What Margaret Thatcher Can Teach Hillary Clinton

In her remarkable life, Margaret Thatcher achieved what Hillary Rodham Clinton still wants (or at least what the pundits say she wants): She became the first elected female leader of her country, and she did it in such a determined way that her sex was almost an afterthought.

In many respects, the two women are profoundly different. Thatcher, who died Monday at 87, was a self-described "conviction politician" and arch-conservative who channeled Milton Friedman and bonded fiercely with "Ronnie" Reagan, her great pal and partner on the world stage as the Cold War came to an end. Oddly enough, she and Reagan personally even came to a similar end: suffering, in their old age, Alzheimer’s dementia. And Thatcher became as much of a myth-shrouded icon to conservatives in her country as Reagan has been to America’s.

Clinton, of course, has been known through most of her political career as an unabashed liberal; many conservatives still have not forgiven her for her ambitious 1993 proposal to provide universal health care, the liberal bookend to today’s much-criticized Obamacare law. And unlike Thatcher, who while never denying her womanhood appeared to stride past it, Clinton has made women’s rights her signature issue around the world. It was no accident last week when, in the first speeches she has given since leaving her job as secretary of State, Clinton appeared at two different forums with a singular message: "Let's keep telling the world over and over again that yes, women's rights are human rights and human rights are women's rights once and for all," she said at the Women in the World summit in New York.

Despite these differences, there are a few things that Hillary Clinton could learn from the career of Margaret Thatcher.

Lesson one: Let people know what you stand for. No one ever doubted Thatcher’s position—good or bad, right or wrong. Yet it’s not always clear any longer where Clinton stands on many issues, beyond women’s rights.

By her own admission, Clinton has traveled a long way politically; what we're not quite sure of is where she is ending up. "I have gone from a Barry Goldwater Republican to a New Democrat," she once said. "But I think my underlying values have remained pretty constant: individual responsibility and community." Yet throughout her career, she has not clarified her philosophy, or how she reconciles the clash between "individual responsibility and community." Where does the It-Takes-A-Village Hillary meet up with the centrist New Democrat who sided with her husband's pro-business policies?

Thatcher, by contrast, always made herself starkly (and some times obnoxiously) clear on the dangers of "socialism" and the lack of a "spine" abroad. Clinton’s ambiguity over her early support for the Iraq war hurt her in 2008; and despite her enormous popularity, a similar mushiness could put her presidential prospects in jeopardy in 2016, unless she mounts a whole new effort to define herself. As Thatcher once wrote archly: "What great cause would have been fought and won under the banner: 'I stand for consensus?' "

· · · · ·

**Written tasks:**
(1) In the passage on Thatcher and Clinton, swap "doubted" for "questioned" and give the text again. Begin at the words "Despite these differences, there" and stop after "beyond women’s rights.".
(2) Say whether each statement agrees with the passage on Thatcher and Clinton, answering yes or no and quoting the deciding words. (a) Thatcher died at the age of 87. (b) Clinton's 1993 proposal aimed to provide universal health care. (c) In her first speeches after leaving her job as secretary of State, Clinton appeared at three different forums.

**Collected material:**
· · · · ·

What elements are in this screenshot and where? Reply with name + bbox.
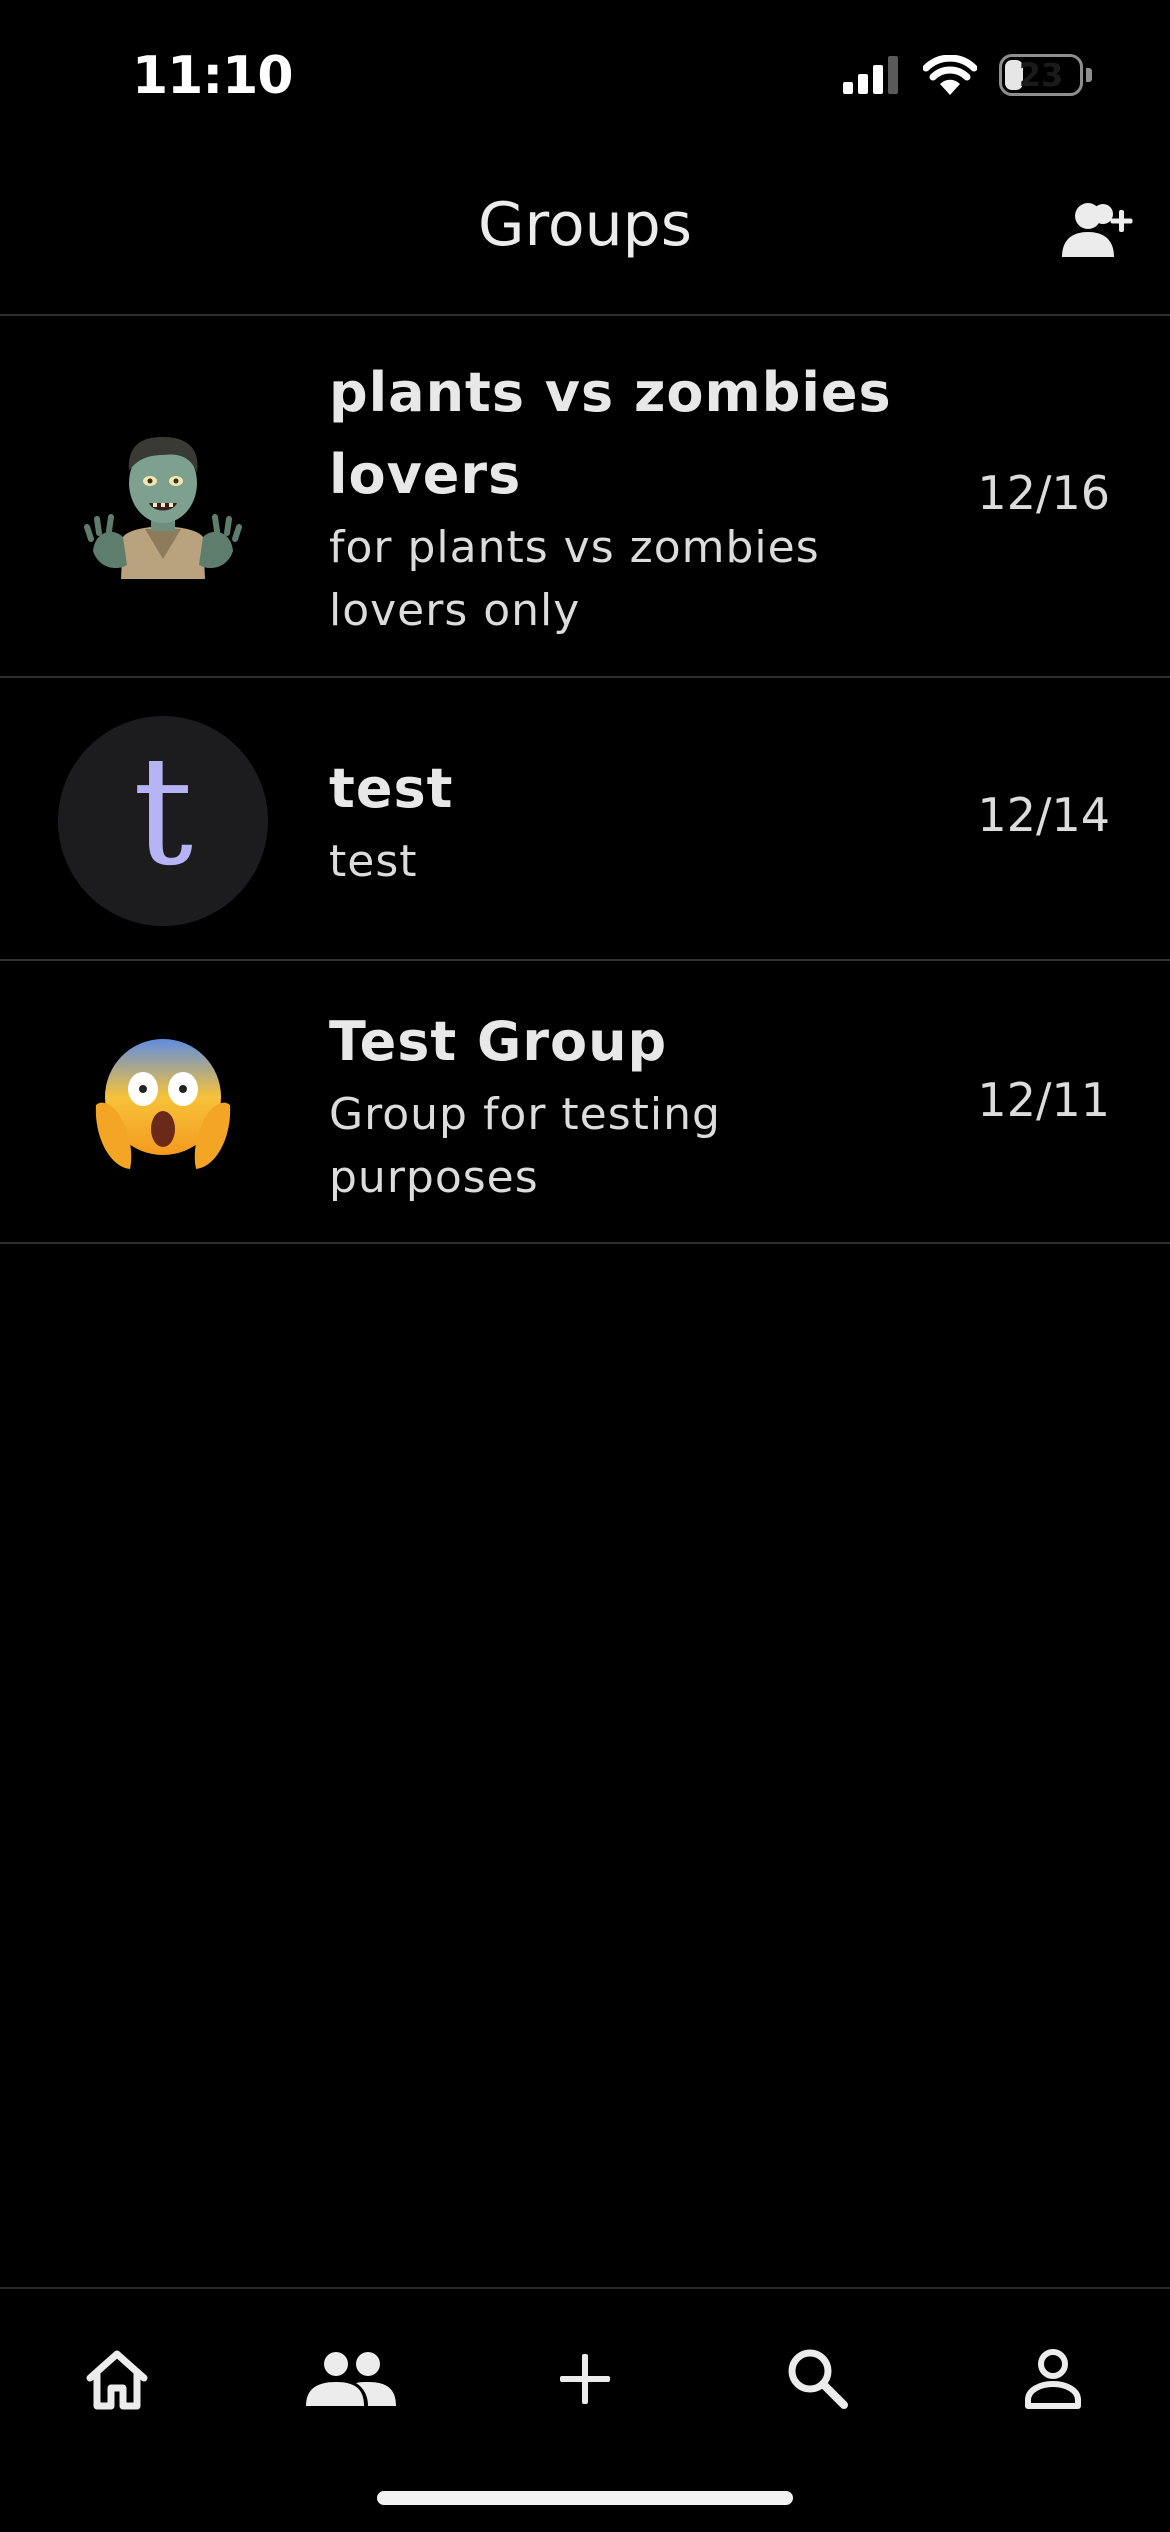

· · · · ·

**Answers to each task:**
(1)
Despite these differences, there are a few things that Hillary Clinton could learn from the career of Margaret Thatcher.

Lesson one: Let people know what you stand for. No one ever questioned Thatcher’s position—good or bad, right or wrong. Yet it’s not always clear any longer where Clinton stands on many issues, beyond women’s rights.

(2)
(a) Yes: "Thatcher, who died Monday at 87"
(b) Yes: "her ambitious 1993 proposal to provide universal health care"
(c) No: "Clinton appeared at two different forums with a singular message"